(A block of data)
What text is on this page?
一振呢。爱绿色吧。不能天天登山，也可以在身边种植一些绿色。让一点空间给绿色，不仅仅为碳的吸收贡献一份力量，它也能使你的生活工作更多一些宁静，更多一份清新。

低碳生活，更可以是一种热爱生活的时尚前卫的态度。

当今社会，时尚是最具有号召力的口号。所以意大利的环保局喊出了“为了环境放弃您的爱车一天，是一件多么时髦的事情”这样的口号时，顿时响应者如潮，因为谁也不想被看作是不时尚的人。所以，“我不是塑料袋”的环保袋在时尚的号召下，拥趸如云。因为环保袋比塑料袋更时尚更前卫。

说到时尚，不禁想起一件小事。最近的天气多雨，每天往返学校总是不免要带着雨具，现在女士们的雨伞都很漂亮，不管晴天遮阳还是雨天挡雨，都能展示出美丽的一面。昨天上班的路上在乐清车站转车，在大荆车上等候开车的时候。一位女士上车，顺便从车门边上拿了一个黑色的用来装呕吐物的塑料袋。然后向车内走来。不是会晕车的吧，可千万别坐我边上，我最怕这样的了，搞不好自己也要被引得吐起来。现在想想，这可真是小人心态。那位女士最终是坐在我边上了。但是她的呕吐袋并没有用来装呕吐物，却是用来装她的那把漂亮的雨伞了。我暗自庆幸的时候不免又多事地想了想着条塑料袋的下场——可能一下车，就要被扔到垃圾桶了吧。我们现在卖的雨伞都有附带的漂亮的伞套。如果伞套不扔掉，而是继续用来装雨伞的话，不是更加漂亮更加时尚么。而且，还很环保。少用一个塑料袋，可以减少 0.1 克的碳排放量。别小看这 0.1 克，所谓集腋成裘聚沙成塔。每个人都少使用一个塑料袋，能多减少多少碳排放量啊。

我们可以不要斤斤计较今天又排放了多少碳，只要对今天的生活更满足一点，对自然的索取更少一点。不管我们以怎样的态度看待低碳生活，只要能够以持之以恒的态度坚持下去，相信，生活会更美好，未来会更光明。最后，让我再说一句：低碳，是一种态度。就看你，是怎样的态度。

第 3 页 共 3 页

* Task statement *
Your task is to repeat each line of the material exactly.

* Solution *
What text is on this page?
一振呢。爱绿色吧。不能天天登山，也可以在身边种植一些绿色。让一点空间给绿色，不仅仅为碳的吸收贡献一份力量，它也能使你的生活工作更多一些宁静，更多一份清新。

低碳生活，更可以是一种热爱生活的时尚前卫的态度。

当今社会，时尚是最具有号召力的口号。所以意大利的环保局喊出了“为了环境放弃您的爱车一天，是一件多么时髦的事情”这样的口号时，顿时响应者如潮，因为谁也不想被看作是不时尚的人。所以，“我不是塑料袋”的环保袋在时尚的号召下，拥趸如云。因为环保袋比塑料袋更时尚更前卫。

说到时尚，不禁想起一件小事。最近的天气多雨，每天往返学校总是不免要带着雨具，现在女士们的雨伞都很漂亮，不管晴天遮阳还是雨天挡雨，都能展示出美丽的一面。昨天上班的路上在乐清车站转车，在大荆车上等候开车的时候。一位女士上车，顺便从车门边上拿了一个黑色的用来装呕吐物的塑料袋。然后向车内走来。不是会晕车的吧，可千万别坐我边上，我最怕这样的了，搞不好自己也要被引得吐起来。现在想想，这可真是小人心态。那位女士最终是坐在我边上了。但是她的呕吐袋并没有用来装呕吐物，却是用来装她的那把漂亮的雨伞了。我暗自庆幸的时候不免又多事地想了想着条塑料袋的下场——可能一下车，就要被扔到垃圾桶了吧。我们现在卖的雨伞都有附带的漂亮的伞套。如果伞套不扔掉，而是继续用来装雨伞的话，不是更加漂亮更加时尚么。而且，还很环保。少用一个塑料袋，可以减少 0.1 克的碳排放量。别小看这 0.1 克，所谓集腋成裘聚沙成塔。每个人都少使用一个塑料袋，能多减少多少碳排放量啊。

我们可以不要斤斤计较今天又排放了多少碳，只要对今天的生活更满足一点，对自然的索取更少一点。不管我们以怎样的态度看待低碳生活，只要能够以持之以恒的态度坚持下去，相信，生活会更美好，未来会更光明。最后，让我再说一句：低碳，是一种态度。就看你，是怎样的态度。

第 3 页 共 3 页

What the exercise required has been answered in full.